### EXERCISE DESCRIPTION
Where the data below has the string "κλικ", return the whole line.

### ENTRIES SHOWN
____

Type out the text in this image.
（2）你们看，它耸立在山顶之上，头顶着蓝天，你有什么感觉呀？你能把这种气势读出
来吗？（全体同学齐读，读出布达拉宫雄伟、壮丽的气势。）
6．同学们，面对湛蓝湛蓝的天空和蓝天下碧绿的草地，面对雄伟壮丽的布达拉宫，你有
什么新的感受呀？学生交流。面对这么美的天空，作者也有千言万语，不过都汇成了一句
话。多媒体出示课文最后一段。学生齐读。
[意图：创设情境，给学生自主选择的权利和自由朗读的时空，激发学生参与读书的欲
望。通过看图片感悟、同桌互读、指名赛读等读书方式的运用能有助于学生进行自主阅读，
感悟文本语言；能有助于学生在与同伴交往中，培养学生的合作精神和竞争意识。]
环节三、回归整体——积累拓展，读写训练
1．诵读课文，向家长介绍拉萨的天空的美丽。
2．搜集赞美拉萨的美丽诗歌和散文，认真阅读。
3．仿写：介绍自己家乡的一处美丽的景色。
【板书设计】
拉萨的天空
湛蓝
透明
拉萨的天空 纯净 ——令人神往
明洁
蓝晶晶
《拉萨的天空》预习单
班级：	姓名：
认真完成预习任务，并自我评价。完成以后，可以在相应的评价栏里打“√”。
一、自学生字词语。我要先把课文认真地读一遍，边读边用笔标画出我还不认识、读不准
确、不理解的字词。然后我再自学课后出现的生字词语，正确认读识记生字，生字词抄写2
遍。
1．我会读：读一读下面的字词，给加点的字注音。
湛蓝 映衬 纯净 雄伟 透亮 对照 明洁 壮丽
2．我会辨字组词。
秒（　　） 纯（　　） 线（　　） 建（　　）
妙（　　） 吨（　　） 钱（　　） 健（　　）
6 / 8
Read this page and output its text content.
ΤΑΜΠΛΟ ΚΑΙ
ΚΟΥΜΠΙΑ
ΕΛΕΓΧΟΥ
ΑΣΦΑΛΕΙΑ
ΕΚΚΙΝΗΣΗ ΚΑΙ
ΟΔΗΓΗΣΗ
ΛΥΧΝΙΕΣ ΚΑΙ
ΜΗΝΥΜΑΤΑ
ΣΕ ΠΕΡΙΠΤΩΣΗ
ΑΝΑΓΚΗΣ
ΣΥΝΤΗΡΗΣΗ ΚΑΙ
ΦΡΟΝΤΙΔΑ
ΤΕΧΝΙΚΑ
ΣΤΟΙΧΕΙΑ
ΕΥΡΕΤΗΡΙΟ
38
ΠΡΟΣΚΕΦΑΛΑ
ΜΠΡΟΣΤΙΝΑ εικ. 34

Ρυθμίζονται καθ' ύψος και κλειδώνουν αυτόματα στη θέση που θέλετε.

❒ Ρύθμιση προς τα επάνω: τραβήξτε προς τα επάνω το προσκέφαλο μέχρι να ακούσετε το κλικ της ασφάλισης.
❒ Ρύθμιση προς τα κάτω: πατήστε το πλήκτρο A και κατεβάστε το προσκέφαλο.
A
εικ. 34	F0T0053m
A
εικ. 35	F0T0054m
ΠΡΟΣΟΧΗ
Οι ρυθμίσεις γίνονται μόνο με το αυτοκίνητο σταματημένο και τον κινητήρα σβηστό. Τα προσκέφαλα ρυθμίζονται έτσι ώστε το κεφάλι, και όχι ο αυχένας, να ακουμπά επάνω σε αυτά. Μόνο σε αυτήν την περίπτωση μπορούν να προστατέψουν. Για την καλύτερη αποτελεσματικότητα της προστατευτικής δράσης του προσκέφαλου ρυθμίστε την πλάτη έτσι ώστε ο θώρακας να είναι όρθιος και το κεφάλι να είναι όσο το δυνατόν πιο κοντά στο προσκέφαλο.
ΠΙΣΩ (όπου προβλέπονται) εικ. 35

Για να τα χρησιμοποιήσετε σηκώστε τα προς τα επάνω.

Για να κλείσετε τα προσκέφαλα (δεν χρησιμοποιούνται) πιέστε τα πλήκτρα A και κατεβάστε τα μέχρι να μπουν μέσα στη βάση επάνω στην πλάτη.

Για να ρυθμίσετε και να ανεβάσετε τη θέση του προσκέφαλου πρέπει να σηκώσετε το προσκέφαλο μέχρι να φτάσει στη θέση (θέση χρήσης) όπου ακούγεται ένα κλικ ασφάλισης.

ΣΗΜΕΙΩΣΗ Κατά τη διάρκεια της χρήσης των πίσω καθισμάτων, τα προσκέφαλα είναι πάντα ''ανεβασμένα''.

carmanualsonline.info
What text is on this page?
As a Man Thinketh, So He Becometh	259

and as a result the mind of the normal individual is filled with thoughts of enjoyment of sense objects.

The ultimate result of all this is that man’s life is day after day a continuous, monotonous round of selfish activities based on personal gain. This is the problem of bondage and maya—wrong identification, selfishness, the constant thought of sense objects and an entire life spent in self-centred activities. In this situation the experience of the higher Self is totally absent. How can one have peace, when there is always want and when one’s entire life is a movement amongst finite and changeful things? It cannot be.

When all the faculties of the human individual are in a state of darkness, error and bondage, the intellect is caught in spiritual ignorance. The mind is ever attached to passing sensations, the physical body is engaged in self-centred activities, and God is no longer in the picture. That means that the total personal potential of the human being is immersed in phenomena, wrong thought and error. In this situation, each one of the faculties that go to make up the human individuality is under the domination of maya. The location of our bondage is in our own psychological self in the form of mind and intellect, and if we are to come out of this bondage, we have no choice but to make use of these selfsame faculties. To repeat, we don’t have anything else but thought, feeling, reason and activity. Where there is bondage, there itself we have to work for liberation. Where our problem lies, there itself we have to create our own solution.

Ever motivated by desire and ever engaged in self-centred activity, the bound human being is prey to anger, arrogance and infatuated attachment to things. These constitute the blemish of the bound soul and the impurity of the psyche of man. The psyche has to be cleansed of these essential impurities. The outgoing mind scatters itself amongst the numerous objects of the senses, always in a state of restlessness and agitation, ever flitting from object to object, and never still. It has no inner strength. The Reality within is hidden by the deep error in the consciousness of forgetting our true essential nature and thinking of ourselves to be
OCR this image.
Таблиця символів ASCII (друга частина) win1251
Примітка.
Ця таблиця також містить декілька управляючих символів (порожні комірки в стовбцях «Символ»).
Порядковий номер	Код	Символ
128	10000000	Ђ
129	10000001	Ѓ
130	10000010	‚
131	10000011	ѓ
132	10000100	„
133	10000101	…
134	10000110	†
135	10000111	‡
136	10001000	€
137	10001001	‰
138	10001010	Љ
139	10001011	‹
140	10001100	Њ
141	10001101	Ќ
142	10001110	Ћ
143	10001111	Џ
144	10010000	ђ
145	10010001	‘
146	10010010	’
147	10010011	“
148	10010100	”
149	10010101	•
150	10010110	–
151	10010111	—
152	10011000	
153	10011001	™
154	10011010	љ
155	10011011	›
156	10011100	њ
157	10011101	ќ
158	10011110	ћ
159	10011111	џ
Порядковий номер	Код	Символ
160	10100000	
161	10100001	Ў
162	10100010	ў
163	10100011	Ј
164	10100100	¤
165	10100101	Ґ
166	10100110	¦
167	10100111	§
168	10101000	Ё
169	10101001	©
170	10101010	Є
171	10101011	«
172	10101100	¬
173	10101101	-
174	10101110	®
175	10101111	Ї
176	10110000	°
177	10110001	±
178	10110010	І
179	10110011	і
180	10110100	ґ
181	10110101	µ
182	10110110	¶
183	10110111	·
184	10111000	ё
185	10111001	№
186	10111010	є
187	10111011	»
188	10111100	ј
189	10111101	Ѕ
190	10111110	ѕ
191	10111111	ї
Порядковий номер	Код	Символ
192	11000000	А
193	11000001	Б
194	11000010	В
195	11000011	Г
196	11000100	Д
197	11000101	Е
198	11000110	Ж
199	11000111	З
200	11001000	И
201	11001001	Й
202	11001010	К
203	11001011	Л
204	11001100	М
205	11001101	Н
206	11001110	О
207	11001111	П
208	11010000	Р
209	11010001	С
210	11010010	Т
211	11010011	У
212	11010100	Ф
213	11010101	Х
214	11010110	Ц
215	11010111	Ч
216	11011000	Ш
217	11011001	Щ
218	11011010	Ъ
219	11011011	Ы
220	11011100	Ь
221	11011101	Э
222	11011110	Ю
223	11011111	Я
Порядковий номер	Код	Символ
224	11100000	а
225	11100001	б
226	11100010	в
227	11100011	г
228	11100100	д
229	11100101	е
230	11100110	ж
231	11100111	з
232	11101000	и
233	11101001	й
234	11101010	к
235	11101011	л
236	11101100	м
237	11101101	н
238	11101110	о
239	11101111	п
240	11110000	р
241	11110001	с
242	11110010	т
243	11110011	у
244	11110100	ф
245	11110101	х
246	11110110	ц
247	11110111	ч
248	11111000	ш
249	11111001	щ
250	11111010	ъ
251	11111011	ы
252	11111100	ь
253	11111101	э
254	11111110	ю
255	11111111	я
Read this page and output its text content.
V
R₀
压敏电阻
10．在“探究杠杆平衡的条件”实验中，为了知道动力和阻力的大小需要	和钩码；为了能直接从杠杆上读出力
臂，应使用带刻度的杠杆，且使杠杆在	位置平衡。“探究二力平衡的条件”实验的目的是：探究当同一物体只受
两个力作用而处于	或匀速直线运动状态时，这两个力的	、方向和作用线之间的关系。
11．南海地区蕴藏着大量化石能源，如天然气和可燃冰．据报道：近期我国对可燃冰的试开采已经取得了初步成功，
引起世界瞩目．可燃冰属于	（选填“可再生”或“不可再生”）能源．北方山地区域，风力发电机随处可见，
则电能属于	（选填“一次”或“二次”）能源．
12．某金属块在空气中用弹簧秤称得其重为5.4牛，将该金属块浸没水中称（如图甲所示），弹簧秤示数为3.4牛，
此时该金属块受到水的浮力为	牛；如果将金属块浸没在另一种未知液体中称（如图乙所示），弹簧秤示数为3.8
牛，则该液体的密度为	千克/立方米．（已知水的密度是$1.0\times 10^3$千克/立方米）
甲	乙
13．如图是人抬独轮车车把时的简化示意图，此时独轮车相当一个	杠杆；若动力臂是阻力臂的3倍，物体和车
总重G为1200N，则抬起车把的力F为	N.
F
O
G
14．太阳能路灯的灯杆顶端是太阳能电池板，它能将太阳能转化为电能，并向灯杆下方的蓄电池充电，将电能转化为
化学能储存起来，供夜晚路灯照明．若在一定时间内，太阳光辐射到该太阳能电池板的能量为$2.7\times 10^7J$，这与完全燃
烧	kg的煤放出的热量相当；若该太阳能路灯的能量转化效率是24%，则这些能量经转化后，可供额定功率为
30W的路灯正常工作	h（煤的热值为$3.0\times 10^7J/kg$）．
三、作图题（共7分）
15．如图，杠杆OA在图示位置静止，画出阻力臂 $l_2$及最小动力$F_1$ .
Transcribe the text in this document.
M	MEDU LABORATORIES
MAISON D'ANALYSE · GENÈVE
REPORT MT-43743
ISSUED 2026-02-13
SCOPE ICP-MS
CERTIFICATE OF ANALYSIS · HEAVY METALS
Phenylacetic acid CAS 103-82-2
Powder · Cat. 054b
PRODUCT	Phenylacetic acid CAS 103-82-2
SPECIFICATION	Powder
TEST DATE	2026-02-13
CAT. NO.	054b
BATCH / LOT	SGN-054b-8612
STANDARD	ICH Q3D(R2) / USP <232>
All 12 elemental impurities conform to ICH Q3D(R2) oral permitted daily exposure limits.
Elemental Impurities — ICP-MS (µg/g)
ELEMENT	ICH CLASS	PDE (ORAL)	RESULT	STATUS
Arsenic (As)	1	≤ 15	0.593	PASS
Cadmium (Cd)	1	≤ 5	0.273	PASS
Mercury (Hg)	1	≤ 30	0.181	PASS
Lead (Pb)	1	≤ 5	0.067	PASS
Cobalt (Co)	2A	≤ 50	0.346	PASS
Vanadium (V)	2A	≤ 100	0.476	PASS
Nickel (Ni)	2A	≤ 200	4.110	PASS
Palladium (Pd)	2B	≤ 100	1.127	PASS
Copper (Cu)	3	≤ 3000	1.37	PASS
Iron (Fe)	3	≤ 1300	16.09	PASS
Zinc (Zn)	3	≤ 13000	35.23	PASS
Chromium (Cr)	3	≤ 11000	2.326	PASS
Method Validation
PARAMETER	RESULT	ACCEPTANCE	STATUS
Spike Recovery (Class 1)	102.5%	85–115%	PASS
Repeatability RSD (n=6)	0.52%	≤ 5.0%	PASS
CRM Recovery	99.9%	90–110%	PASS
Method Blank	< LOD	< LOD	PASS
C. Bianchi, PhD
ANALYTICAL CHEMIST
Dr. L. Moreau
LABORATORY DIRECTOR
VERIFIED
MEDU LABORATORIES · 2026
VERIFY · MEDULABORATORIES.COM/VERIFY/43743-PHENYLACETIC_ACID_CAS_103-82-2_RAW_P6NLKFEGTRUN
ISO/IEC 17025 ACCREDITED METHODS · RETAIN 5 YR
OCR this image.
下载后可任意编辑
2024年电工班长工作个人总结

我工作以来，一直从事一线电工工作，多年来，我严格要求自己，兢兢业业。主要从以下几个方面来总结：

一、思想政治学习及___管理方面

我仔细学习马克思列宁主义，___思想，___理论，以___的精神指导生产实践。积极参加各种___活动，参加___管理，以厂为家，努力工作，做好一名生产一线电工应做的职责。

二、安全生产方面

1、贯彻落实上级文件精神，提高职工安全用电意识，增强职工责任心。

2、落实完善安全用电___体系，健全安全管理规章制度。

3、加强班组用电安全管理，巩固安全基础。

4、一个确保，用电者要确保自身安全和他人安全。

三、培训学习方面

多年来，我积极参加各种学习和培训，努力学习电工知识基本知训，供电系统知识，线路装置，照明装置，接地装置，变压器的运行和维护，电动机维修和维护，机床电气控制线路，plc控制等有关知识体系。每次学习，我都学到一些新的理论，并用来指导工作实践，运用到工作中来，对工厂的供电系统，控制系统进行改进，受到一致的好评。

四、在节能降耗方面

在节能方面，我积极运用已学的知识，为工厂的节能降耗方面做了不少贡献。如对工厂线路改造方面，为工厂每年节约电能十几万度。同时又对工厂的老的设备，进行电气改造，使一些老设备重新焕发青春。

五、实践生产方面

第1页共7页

____

### RESPONSE FOR THIS EXERCISE
❒ Ρύθμιση προς τα επάνω: τραβήξτε προς τα επάνω το προσκέφαλο μέχρι να ακούσετε το κλικ της ασφάλισης.
Για να ρυθμίσετε και να ανεβάσετε τη θέση του προσκέφαλου πρέπει να σηκώσετε το προσκέφαλο μέχρι να φτάσει στη θέση (θέση χρήσης) όπου ακούγεται ένα κλικ ασφάλισης.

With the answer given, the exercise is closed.